##### Material to process #####
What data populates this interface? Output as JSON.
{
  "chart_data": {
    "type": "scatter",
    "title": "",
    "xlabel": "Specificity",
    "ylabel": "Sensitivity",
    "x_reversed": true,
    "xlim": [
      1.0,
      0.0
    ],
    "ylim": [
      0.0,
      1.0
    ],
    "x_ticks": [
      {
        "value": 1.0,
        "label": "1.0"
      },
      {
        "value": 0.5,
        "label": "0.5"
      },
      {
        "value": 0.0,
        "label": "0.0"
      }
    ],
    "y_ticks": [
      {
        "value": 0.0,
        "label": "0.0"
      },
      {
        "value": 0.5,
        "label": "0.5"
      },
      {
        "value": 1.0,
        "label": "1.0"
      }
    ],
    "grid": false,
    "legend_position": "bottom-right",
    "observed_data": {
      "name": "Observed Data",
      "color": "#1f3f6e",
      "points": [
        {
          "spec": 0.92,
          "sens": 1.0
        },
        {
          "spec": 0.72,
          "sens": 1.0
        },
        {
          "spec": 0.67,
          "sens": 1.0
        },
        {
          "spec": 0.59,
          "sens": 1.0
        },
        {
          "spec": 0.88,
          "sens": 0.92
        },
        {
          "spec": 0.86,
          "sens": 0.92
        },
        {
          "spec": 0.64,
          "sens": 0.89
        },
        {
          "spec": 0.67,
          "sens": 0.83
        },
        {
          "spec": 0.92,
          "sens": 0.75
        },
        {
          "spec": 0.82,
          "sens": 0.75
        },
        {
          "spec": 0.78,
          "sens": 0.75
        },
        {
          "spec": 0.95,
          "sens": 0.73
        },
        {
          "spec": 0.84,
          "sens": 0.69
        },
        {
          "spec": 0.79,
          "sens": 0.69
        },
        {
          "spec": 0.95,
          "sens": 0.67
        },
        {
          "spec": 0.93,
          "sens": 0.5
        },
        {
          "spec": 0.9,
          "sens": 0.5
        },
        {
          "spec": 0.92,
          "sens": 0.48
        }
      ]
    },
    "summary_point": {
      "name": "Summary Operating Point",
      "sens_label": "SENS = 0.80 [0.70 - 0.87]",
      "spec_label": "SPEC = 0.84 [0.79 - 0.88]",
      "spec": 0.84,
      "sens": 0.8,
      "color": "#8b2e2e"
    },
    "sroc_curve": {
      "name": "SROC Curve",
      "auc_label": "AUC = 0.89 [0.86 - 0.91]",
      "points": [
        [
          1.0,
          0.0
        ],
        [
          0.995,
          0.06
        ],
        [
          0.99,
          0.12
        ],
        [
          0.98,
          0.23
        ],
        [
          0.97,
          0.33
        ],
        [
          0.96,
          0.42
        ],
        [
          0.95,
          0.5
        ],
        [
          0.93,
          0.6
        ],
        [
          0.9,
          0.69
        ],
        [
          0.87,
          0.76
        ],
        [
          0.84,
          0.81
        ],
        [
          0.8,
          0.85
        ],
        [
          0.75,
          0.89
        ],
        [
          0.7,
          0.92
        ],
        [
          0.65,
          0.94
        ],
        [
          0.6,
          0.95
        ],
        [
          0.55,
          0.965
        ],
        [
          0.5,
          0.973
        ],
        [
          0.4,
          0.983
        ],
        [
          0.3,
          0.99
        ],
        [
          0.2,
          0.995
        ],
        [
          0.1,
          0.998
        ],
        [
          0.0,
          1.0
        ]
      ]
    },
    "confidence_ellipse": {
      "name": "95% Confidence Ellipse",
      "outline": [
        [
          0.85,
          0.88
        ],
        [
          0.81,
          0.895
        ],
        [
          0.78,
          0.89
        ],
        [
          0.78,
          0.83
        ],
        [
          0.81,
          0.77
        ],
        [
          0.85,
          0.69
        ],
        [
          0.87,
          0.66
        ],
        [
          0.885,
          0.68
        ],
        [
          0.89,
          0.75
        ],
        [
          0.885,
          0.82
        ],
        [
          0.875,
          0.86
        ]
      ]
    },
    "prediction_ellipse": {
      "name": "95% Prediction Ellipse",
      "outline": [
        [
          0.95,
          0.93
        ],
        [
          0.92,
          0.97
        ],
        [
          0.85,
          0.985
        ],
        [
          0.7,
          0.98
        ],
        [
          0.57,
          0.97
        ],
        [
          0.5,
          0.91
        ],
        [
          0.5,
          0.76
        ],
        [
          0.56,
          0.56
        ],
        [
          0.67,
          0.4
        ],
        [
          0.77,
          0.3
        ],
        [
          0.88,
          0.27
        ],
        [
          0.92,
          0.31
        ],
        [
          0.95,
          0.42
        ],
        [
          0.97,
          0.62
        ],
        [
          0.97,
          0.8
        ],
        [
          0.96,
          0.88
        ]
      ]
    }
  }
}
#####
Restate the data above word for word.

**Final result:**
What data populates this interface? Output as JSON.
{
  "chart_data": {
    "type": "scatter",
    "title": "",
    "xlabel": "Specificity",
    "ylabel": "Sensitivity",
    "x_reversed": true,
    "xlim": [
      1.0,
      0.0
    ],
    "ylim": [
      0.0,
      1.0
    ],
    "x_ticks": [
      {
        "value": 1.0,
        "label": "1.0"
      },
      {
        "value": 0.5,
        "label": "0.5"
      },
      {
        "value": 0.0,
        "label": "0.0"
      }
    ],
    "y_ticks": [
      {
        "value": 0.0,
        "label": "0.0"
      },
      {
        "value": 0.5,
        "label": "0.5"
      },
      {
        "value": 1.0,
        "label": "1.0"
      }
    ],
    "grid": false,
    "legend_position": "bottom-right",
    "observed_data": {
      "name": "Observed Data",
      "color": "#1f3f6e",
      "points": [
        {
          "spec": 0.92,
          "sens": 1.0
        },
        {
          "spec": 0.72,
          "sens": 1.0
        },
        {
          "spec": 0.67,
          "sens": 1.0
        },
        {
          "spec": 0.59,
          "sens": 1.0
        },
        {
          "spec": 0.88,
          "sens": 0.92
        },
        {
          "spec": 0.86,
          "sens": 0.92
        },
        {
          "spec": 0.64,
          "sens": 0.89
        },
        {
          "spec": 0.67,
          "sens": 0.83
        },
        {
          "spec": 0.92,
          "sens": 0.75
        },
        {
          "spec": 0.82,
          "sens": 0.75
        },
        {
          "spec": 0.78,
          "sens": 0.75
        },
        {
          "spec": 0.95,
          "sens": 0.73
        },
        {
          "spec": 0.84,
          "sens": 0.69
        },
        {
          "spec": 0.79,
          "sens": 0.69
        },
        {
          "spec": 0.95,
          "sens": 0.67
        },
        {
          "spec": 0.93,
          "sens": 0.5
        },
        {
          "spec": 0.9,
          "sens": 0.5
        },
        {
          "spec": 0.92,
          "sens": 0.48
        }
      ]
    },
    "summary_point": {
      "name": "Summary Operating Point",
      "sens_label": "SENS = 0.80 [0.70 - 0.87]",
      "spec_label": "SPEC = 0.84 [0.79 - 0.88]",
      "spec": 0.84,
      "sens": 0.8,
      "color": "#8b2e2e"
    },
    "sroc_curve": {
      "name": "SROC Curve",
      "auc_label": "AUC = 0.89 [0.86 - 0.91]",
      "points": [
        [
          1.0,
          0.0
        ],
        [
          0.995,
          0.06
        ],
        [
          0.99,
          0.12
        ],
        [
          0.98,
          0.23
        ],
        [
          0.97,
          0.33
        ],
        [
          0.96,
          0.42
        ],
        [
          0.95,
          0.5
        ],
        [
          0.93,
          0.6
        ],
        [
          0.9,
          0.69
        ],
        [
          0.87,
          0.76
        ],
        [
          0.84,
          0.81
        ],
        [
          0.8,
          0.85
        ],
        [
          0.75,
          0.89
        ],
        [
          0.7,
          0.92
        ],
        [
          0.65,
          0.94
        ],
        [
          0.6,
          0.95
        ],
        [
          0.55,
          0.965
        ],
        [
          0.5,
          0.973
        ],
        [
          0.4,
          0.983
        ],
        [
          0.3,
          0.99
        ],
        [
          0.2,
          0.995
        ],
        [
          0.1,
          0.998
        ],
        [
          0.0,
          1.0
        ]
      ]
    },
    "confidence_ellipse": {
      "name": "95% Confidence Ellipse",
      "outline": [
        [
          0.85,
          0.88
        ],
        [
          0.81,
          0.895
        ],
        [
          0.78,
          0.89
        ],
        [
          0.78,
          0.83
        ],
        [
          0.81,
          0.77
        ],
        [
          0.85,
          0.69
        ],
        [
          0.87,
          0.66
        ],
        [
          0.885,
          0.68
        ],
        [
          0.89,
          0.75
        ],
        [
          0.885,
          0.82
        ],
        [
          0.875,
          0.86
        ]
      ]
    },
    "prediction_ellipse": {
      "name": "95% Prediction Ellipse",
      "outline": [
        [
          0.95,
          0.93
        ],
        [
          0.92,
          0.97
        ],
        [
          0.85,
          0.985
        ],
        [
          0.7,
          0.98
        ],
        [
          0.57,
          0.97
        ],
        [
          0.5,
          0.91
        ],
        [
          0.5,
          0.76
        ],
        [
          0.56,
          0.56
        ],
        [
          0.67,
          0.4
        ],
        [
          0.77,
          0.3
        ],
        [
          0.88,
          0.27
        ],
        [
          0.92,
          0.31
        ],
        [
          0.95,
          0.42
        ],
        [
          0.97,
          0.62
        ],
        [
          0.97,
          0.8
        ],
        [
          0.96,
          0.88
        ]
      ]
    }
  }
}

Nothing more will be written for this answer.